What to work on –
Below are some records. Quote exactly the lines from the one that contains "Transcribe this image's" through the last, both included, and leave out the pictures.

(Dataset records)
----

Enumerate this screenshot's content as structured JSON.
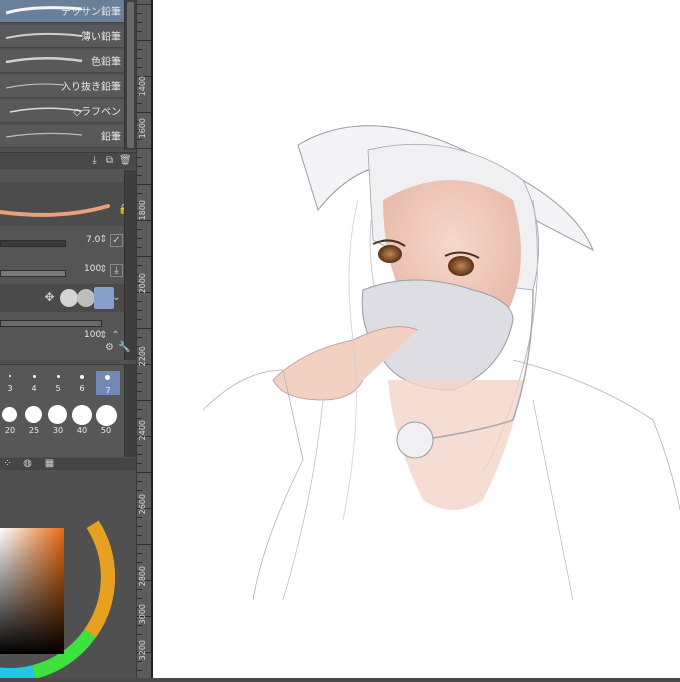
{
  "brushes": {
    "items": [
      {
        "label": "デッサン鉛筆",
        "selected": true
      },
      {
        "label": "薄い鉛筆",
        "selected": false
      },
      {
        "label": "色鉛筆",
        "selected": false
      },
      {
        "label": "入り抜き鉛筆",
        "selected": false
      },
      {
        "label": "◇ラフペン",
        "selected": false
      },
      {
        "label": "鉛筆",
        "selected": false
      }
    ]
  },
  "tool_property": {
    "brush_size_value": "7.0",
    "opacity_value": "100",
    "density_value": "100",
    "opacity_fill": 1.0,
    "density_fill": 1.0
  },
  "brush_size_palette": {
    "small_labels": [
      "3",
      "4",
      "5",
      "6",
      "7"
    ],
    "large_labels": [
      "20",
      "25",
      "30",
      "40",
      "50"
    ],
    "selected": "7"
  },
  "ruler_labels": [
    "1400",
    "1600",
    "1800",
    "2000",
    "2200",
    "2400",
    "2600",
    "2800",
    "3000",
    "3200"
  ],
  "colors": {
    "panel_bg": "#505050",
    "selected_brush": "#6a7f9a",
    "stroke_orange": "#e8a07a",
    "main_color": "#c85a1a"
  }
}
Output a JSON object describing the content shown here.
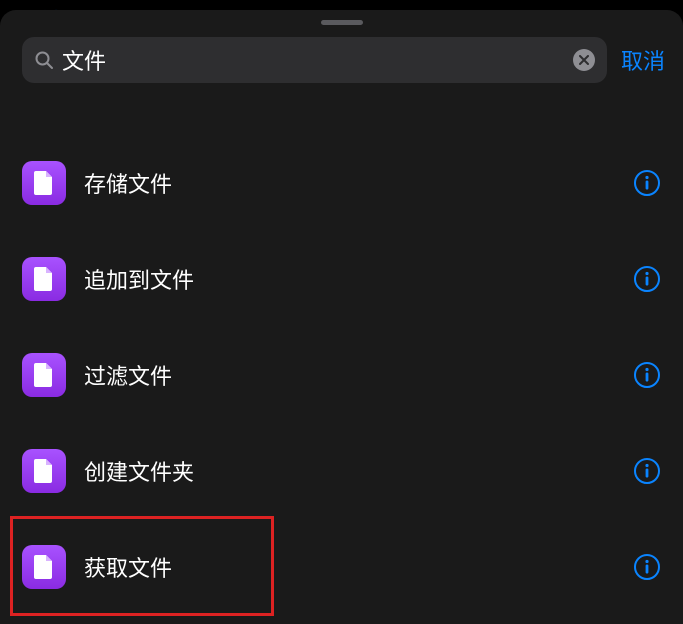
{
  "backdrop_cancel": "取消",
  "search": {
    "value": "文件",
    "cancel_label": "取消"
  },
  "results": [
    {
      "label": "存储文件"
    },
    {
      "label": "追加到文件"
    },
    {
      "label": "过滤文件"
    },
    {
      "label": "创建文件夹"
    },
    {
      "label": "获取文件"
    }
  ],
  "colors": {
    "accent": "#0a84ff",
    "icon_bg": "#8a2be2"
  }
}
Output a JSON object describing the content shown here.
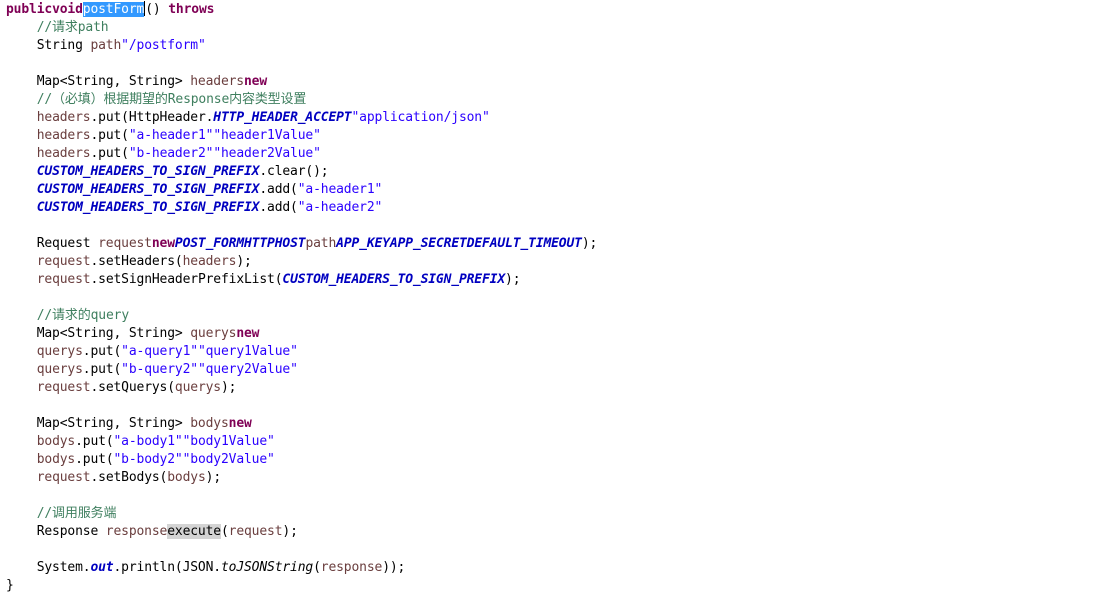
{
  "editor": {
    "lines": [
      [
        [
          "kw",
          "public"
        ],
        [
          "",
          ""
        ],
        [
          "",
          ""
        ],
        [
          "kw",
          "void"
        ],
        [
          "",
          ""
        ],
        [
          "sel",
          "postForm"
        ],
        [
          "caret",
          ""
        ],
        [
          "",
          "() "
        ],
        [
          "kw",
          "throws"
        ],
        [
          "",
          ""
        ],
        [
          "",
          ""
        ]
      ],
      [
        [
          "comment",
          "    //请求path"
        ]
      ],
      [
        [
          "",
          "    String "
        ],
        [
          "local",
          "path"
        ],
        [
          "",
          ""
        ],
        [
          "str",
          "\"/postform\""
        ],
        [
          "",
          ""
        ]
      ],
      [],
      [
        [
          "",
          "    Map<String, String> "
        ],
        [
          "local",
          "headers"
        ],
        [
          "",
          ""
        ],
        [
          "kw",
          "new"
        ],
        [
          "",
          ""
        ]
      ],
      [
        [
          "comment",
          "    //（必填）根据期望的Response内容类型设置"
        ]
      ],
      [
        [
          "",
          "    "
        ],
        [
          "local",
          "headers"
        ],
        [
          "",
          ".put(HttpHeader."
        ],
        [
          "sconst",
          "HTTP_HEADER_ACCEPT"
        ],
        [
          "",
          ""
        ],
        [
          "str",
          "\"application/json\""
        ],
        [
          "",
          ""
        ]
      ],
      [
        [
          "",
          "    "
        ],
        [
          "local",
          "headers"
        ],
        [
          "",
          ".put("
        ],
        [
          "str",
          "\"a-header1\""
        ],
        [
          "",
          ""
        ],
        [
          "str",
          "\"header1Value\""
        ],
        [
          "",
          ""
        ]
      ],
      [
        [
          "",
          "    "
        ],
        [
          "local",
          "headers"
        ],
        [
          "",
          ".put("
        ],
        [
          "str",
          "\"b-header2\""
        ],
        [
          "",
          ""
        ],
        [
          "str",
          "\"header2Value\""
        ],
        [
          "",
          ""
        ]
      ],
      [
        [
          "",
          "    "
        ],
        [
          "sconst",
          "CUSTOM_HEADERS_TO_SIGN_PREFIX"
        ],
        [
          "",
          ".clear();"
        ]
      ],
      [
        [
          "",
          "    "
        ],
        [
          "sconst",
          "CUSTOM_HEADERS_TO_SIGN_PREFIX"
        ],
        [
          "",
          ".add("
        ],
        [
          "str",
          "\"a-header1\""
        ],
        [
          "",
          ""
        ]
      ],
      [
        [
          "",
          "    "
        ],
        [
          "sconst",
          "CUSTOM_HEADERS_TO_SIGN_PREFIX"
        ],
        [
          "",
          ".add("
        ],
        [
          "str",
          "\"a-header2\""
        ],
        [
          "",
          ""
        ]
      ],
      [],
      [
        [
          "",
          "    Request "
        ],
        [
          "local",
          "request"
        ],
        [
          "",
          ""
        ],
        [
          "kw",
          "new"
        ],
        [
          "",
          ""
        ],
        [
          "sconst",
          "POST_FORM"
        ],
        [
          "",
          ""
        ],
        [
          "sconst",
          "HTTP"
        ],
        [
          "",
          ""
        ],
        [
          "sconst",
          "HOST"
        ],
        [
          "",
          ""
        ],
        [
          "local",
          "path"
        ],
        [
          "",
          ""
        ],
        [
          "sconst",
          "APP_KEY"
        ],
        [
          "",
          ""
        ],
        [
          "sconst",
          "APP_SECRET"
        ],
        [
          "",
          ""
        ],
        [
          "sconst",
          "DEFAULT_TIMEOUT"
        ],
        [
          "",
          ");"
        ]
      ],
      [
        [
          "",
          "    "
        ],
        [
          "local",
          "request"
        ],
        [
          "",
          ".setHeaders("
        ],
        [
          "local",
          "headers"
        ],
        [
          "",
          ");"
        ]
      ],
      [
        [
          "",
          "    "
        ],
        [
          "local",
          "request"
        ],
        [
          "",
          ".setSignHeaderPrefixList("
        ],
        [
          "sconst",
          "CUSTOM_HEADERS_TO_SIGN_PREFIX"
        ],
        [
          "",
          ");"
        ]
      ],
      [],
      [
        [
          "comment",
          "    //请求的query"
        ]
      ],
      [
        [
          "",
          "    Map<String, String> "
        ],
        [
          "local",
          "querys"
        ],
        [
          "",
          ""
        ],
        [
          "kw",
          "new"
        ],
        [
          "",
          ""
        ]
      ],
      [
        [
          "",
          "    "
        ],
        [
          "local",
          "querys"
        ],
        [
          "",
          ".put("
        ],
        [
          "str",
          "\"a-query1\""
        ],
        [
          "",
          ""
        ],
        [
          "str",
          "\"query1Value\""
        ],
        [
          "",
          ""
        ]
      ],
      [
        [
          "",
          "    "
        ],
        [
          "local",
          "querys"
        ],
        [
          "",
          ".put("
        ],
        [
          "str",
          "\"b-query2\""
        ],
        [
          "",
          ""
        ],
        [
          "str",
          "\"query2Value\""
        ],
        [
          "",
          ""
        ]
      ],
      [
        [
          "",
          "    "
        ],
        [
          "local",
          "request"
        ],
        [
          "",
          ".setQuerys("
        ],
        [
          "local",
          "querys"
        ],
        [
          "",
          ");"
        ]
      ],
      [],
      [
        [
          "",
          "    Map<String, String> "
        ],
        [
          "local",
          "bodys"
        ],
        [
          "",
          ""
        ],
        [
          "kw",
          "new"
        ],
        [
          "",
          ""
        ]
      ],
      [
        [
          "",
          "    "
        ],
        [
          "local",
          "bodys"
        ],
        [
          "",
          ".put("
        ],
        [
          "str",
          "\"a-body1\""
        ],
        [
          "",
          ""
        ],
        [
          "str",
          "\"body1Value\""
        ],
        [
          "",
          ""
        ]
      ],
      [
        [
          "",
          "    "
        ],
        [
          "local",
          "bodys"
        ],
        [
          "",
          ".put("
        ],
        [
          "str",
          "\"b-body2\""
        ],
        [
          "",
          ""
        ],
        [
          "str",
          "\"body2Value\""
        ],
        [
          "",
          ""
        ]
      ],
      [
        [
          "",
          "    "
        ],
        [
          "local",
          "request"
        ],
        [
          "",
          ".setBodys("
        ],
        [
          "local",
          "bodys"
        ],
        [
          "",
          ");"
        ]
      ],
      [],
      [
        [
          "comment",
          "    //调用服务端"
        ]
      ],
      [
        [
          "",
          "    Response "
        ],
        [
          "local",
          "response"
        ],
        [
          "",
          ""
        ],
        [
          "occ",
          "execute"
        ],
        [
          "",
          "("
        ],
        [
          "local",
          "request"
        ],
        [
          "",
          ");"
        ]
      ],
      [],
      [
        [
          "",
          "    System."
        ],
        [
          "sfield",
          "out"
        ],
        [
          "",
          ".println(JSON."
        ],
        [
          "static",
          "toJSONString"
        ],
        [
          "",
          "("
        ],
        [
          "local",
          "response"
        ],
        [
          "",
          "));"
        ]
      ],
      [
        [
          "",
          "}"
        ]
      ]
    ]
  }
}
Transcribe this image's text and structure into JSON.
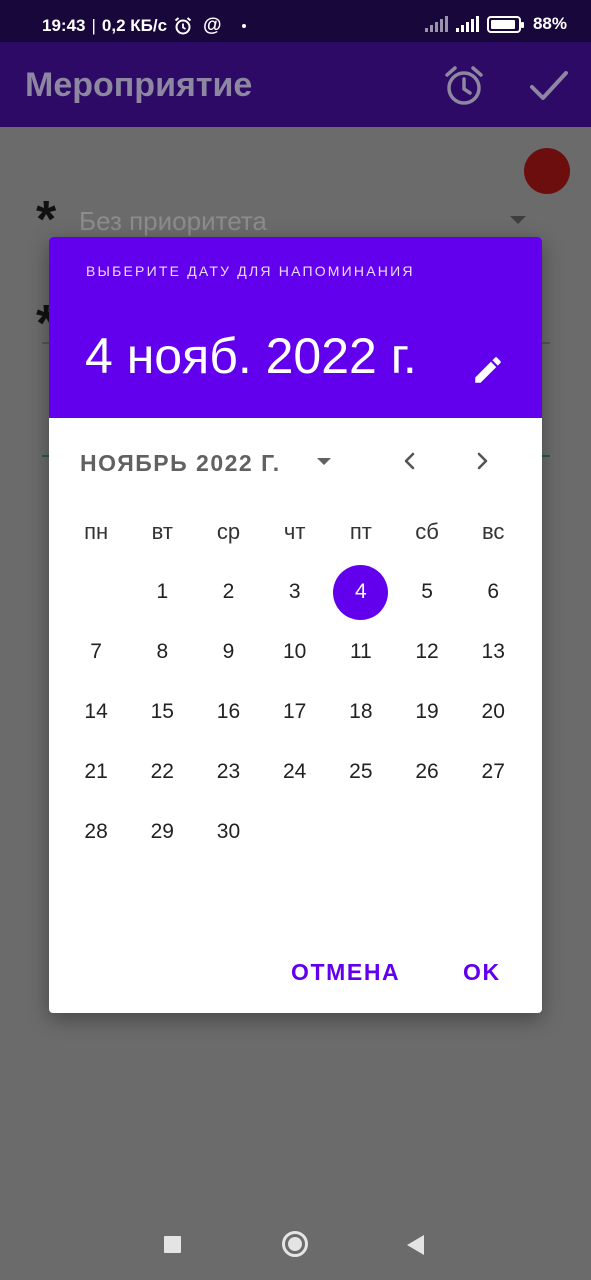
{
  "status_bar": {
    "time": "19:43",
    "network_speed": "0,2 КБ/с",
    "battery": "88%",
    "icons": [
      "alarm-icon",
      "at-icon",
      "signal-icon",
      "battery-icon"
    ]
  },
  "app_bar": {
    "title": "Мероприятие",
    "icons": [
      "alarm-icon",
      "check-icon"
    ]
  },
  "form": {
    "priority_placeholder": "Без приоритета",
    "required_marker": "*"
  },
  "dialog": {
    "caption": "ВЫБЕРИТЕ ДАТУ ДЛЯ НАПОМИНАНИЯ",
    "selected_date": "4 нояб. 2022 г.",
    "month_label": "НОЯБРЬ 2022 Г.",
    "weekdays": [
      "пн",
      "вт",
      "ср",
      "чт",
      "пт",
      "сб",
      "вс"
    ],
    "weeks": [
      [
        "",
        "1",
        "2",
        "3",
        "4",
        "5",
        "6"
      ],
      [
        "7",
        "8",
        "9",
        "10",
        "11",
        "12",
        "13"
      ],
      [
        "14",
        "15",
        "16",
        "17",
        "18",
        "19",
        "20"
      ],
      [
        "21",
        "22",
        "23",
        "24",
        "25",
        "26",
        "27"
      ],
      [
        "28",
        "29",
        "30",
        "",
        "",
        "",
        ""
      ]
    ],
    "selected_day": "4",
    "cancel_label": "ОТМЕНА",
    "ok_label": "OK"
  },
  "colors": {
    "accent": "#6200ee",
    "app_bar": "#2c0a66",
    "status_bar": "#17073a",
    "scrim": "#6b6b6b"
  }
}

----

Answer to this problem –
Transcribe this image's text and structure into JSON.
{
  "status_bar": {
    "time": "19:43",
    "network_speed": "0,2 КБ/с",
    "battery": "88%",
    "icons": [
      "alarm-icon",
      "at-icon",
      "signal-icon",
      "battery-icon"
    ]
  },
  "app_bar": {
    "title": "Мероприятие",
    "icons": [
      "alarm-icon",
      "check-icon"
    ]
  },
  "form": {
    "priority_placeholder": "Без приоритета",
    "required_marker": "*"
  },
  "dialog": {
    "caption": "ВЫБЕРИТЕ ДАТУ ДЛЯ НАПОМИНАНИЯ",
    "selected_date": "4 нояб. 2022 г.",
    "month_label": "НОЯБРЬ 2022 Г.",
    "weekdays": [
      "пн",
      "вт",
      "ср",
      "чт",
      "пт",
      "сб",
      "вс"
    ],
    "weeks": [
      [
        "",
        "1",
        "2",
        "3",
        "4",
        "5",
        "6"
      ],
      [
        "7",
        "8",
        "9",
        "10",
        "11",
        "12",
        "13"
      ],
      [
        "14",
        "15",
        "16",
        "17",
        "18",
        "19",
        "20"
      ],
      [
        "21",
        "22",
        "23",
        "24",
        "25",
        "26",
        "27"
      ],
      [
        "28",
        "29",
        "30",
        "",
        "",
        "",
        ""
      ]
    ],
    "selected_day": "4",
    "cancel_label": "ОТМЕНА",
    "ok_label": "OK"
  },
  "colors": {
    "accent": "#6200ee",
    "app_bar": "#2c0a66",
    "status_bar": "#17073a",
    "scrim": "#6b6b6b"
  }
}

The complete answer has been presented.